The problem -
How many lines of the data below contain the string "Sample", counting only matches in the same case? Reply with the number alone.

Entries -

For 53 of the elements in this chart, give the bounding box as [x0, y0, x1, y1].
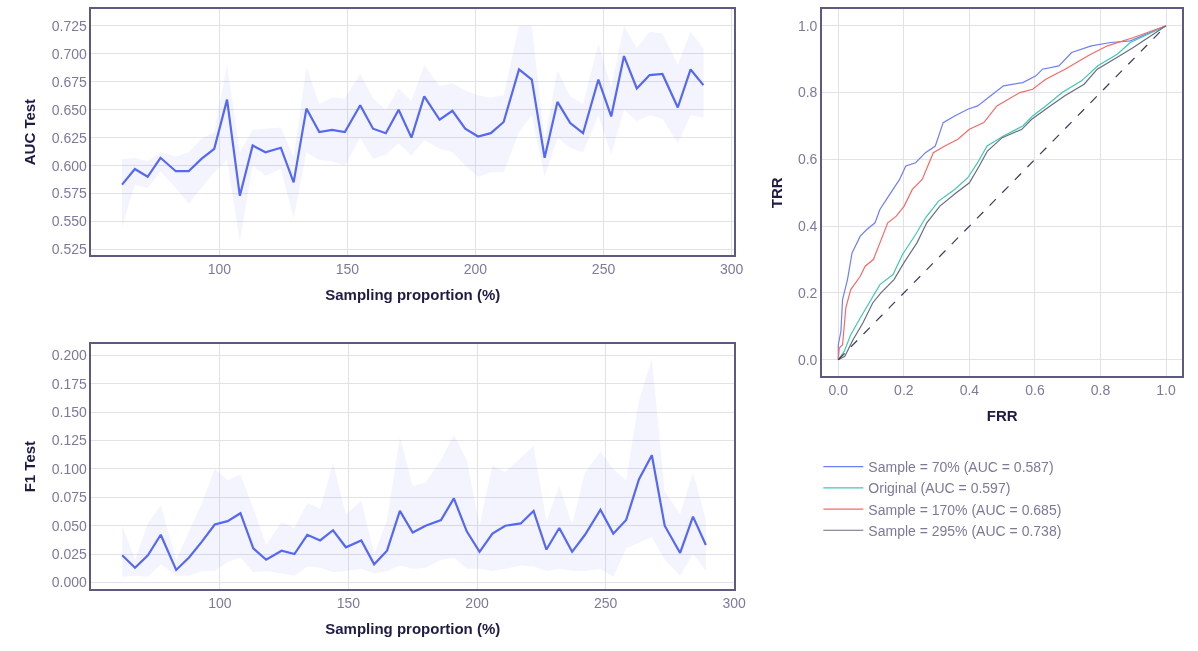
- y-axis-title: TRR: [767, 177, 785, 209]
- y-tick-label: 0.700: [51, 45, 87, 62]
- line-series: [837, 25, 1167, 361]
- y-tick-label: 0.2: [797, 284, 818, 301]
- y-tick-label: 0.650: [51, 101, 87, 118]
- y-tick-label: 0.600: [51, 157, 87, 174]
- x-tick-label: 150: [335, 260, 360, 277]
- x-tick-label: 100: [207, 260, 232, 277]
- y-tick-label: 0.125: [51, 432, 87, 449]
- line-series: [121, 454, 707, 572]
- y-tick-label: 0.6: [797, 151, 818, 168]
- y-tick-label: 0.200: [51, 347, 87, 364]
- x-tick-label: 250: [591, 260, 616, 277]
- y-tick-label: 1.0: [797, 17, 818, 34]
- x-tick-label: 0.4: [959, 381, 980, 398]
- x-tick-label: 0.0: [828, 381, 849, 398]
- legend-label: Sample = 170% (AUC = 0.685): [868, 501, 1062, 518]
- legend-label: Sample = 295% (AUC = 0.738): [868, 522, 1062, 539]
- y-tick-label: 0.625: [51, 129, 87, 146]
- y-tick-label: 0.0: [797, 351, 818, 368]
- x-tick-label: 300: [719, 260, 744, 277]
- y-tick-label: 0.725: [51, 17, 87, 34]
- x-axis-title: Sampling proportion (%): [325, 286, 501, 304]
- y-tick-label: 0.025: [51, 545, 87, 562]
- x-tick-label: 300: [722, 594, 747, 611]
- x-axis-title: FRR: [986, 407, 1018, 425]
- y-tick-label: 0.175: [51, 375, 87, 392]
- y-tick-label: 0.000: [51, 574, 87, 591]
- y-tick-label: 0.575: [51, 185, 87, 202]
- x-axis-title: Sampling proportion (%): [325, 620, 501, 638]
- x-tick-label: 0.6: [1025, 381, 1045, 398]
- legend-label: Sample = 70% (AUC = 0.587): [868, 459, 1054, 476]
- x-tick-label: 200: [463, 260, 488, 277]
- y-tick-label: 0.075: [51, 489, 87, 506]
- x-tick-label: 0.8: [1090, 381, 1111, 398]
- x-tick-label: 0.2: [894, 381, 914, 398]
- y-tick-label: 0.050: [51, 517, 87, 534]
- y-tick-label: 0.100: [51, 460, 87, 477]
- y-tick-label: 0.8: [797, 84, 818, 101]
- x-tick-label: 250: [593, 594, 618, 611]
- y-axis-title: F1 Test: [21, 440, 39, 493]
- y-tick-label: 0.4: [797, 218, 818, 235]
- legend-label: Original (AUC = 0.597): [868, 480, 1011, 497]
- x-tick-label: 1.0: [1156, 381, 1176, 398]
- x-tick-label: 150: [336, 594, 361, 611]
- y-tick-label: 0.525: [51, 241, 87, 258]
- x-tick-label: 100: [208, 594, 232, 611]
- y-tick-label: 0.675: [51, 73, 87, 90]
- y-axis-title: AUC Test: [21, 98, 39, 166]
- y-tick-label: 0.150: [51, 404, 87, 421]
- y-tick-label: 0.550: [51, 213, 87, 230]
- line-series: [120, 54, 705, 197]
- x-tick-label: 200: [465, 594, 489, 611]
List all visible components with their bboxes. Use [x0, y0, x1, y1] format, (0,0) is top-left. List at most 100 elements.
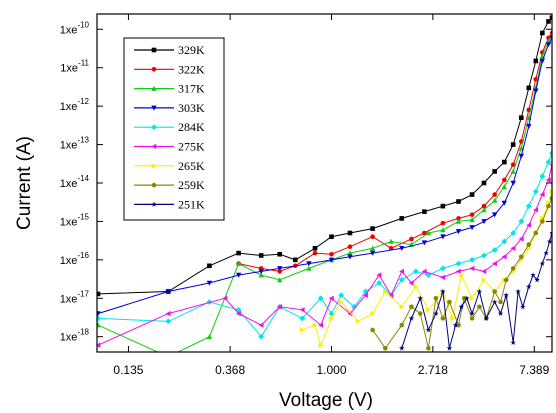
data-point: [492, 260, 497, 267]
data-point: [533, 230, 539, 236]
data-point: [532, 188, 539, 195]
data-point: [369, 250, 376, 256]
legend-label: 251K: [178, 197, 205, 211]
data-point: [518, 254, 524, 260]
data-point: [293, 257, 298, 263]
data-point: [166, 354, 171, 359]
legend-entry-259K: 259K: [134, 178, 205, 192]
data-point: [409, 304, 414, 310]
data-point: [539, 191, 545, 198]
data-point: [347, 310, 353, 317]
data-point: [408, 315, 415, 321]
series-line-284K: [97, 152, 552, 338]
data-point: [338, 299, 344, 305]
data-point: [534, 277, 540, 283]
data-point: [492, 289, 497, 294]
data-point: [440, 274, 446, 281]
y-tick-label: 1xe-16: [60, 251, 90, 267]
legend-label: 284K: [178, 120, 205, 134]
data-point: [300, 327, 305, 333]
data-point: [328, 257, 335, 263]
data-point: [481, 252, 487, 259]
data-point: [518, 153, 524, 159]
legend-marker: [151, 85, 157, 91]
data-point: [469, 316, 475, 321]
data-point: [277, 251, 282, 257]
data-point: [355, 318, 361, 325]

Exercise result -
3